§ What to do
Return each entry exactly, with none missing.

-- start --

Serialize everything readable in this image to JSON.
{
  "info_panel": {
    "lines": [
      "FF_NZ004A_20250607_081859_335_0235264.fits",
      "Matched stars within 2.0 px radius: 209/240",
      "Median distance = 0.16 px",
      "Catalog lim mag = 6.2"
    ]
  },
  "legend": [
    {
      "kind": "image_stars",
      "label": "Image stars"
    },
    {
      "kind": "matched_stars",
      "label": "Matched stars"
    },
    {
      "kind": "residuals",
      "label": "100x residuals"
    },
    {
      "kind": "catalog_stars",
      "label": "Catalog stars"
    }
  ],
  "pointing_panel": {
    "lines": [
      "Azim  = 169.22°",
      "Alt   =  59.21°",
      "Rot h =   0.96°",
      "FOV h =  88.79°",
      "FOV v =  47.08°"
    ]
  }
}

-- end --

§ Worked answer
Serialize everything readable in this image to JSON.
{
  "info_panel": {
    "lines": [
      "FF_NZ004A_20250607_081859_335_0235264.fits",
      "Matched stars within 2.0 px radius: 209/240",
      "Median distance = 0.16 px",
      "Catalog lim mag = 6.2"
    ]
  },
  "legend": [
    {
      "kind": "image_stars",
      "label": "Image stars"
    },
    {
      "kind": "matched_stars",
      "label": "Matched stars"
    },
    {
      "kind": "residuals",
      "label": "100x residuals"
    },
    {
      "kind": "catalog_stars",
      "label": "Catalog stars"
    }
  ],
  "pointing_panel": {
    "lines": [
      "Azim  = 169.22°",
      "Alt   =  59.21°",
      "Rot h =   0.96°",
      "FOV h =  88.79°",
      "FOV v =  47.08°"
    ]
  }
}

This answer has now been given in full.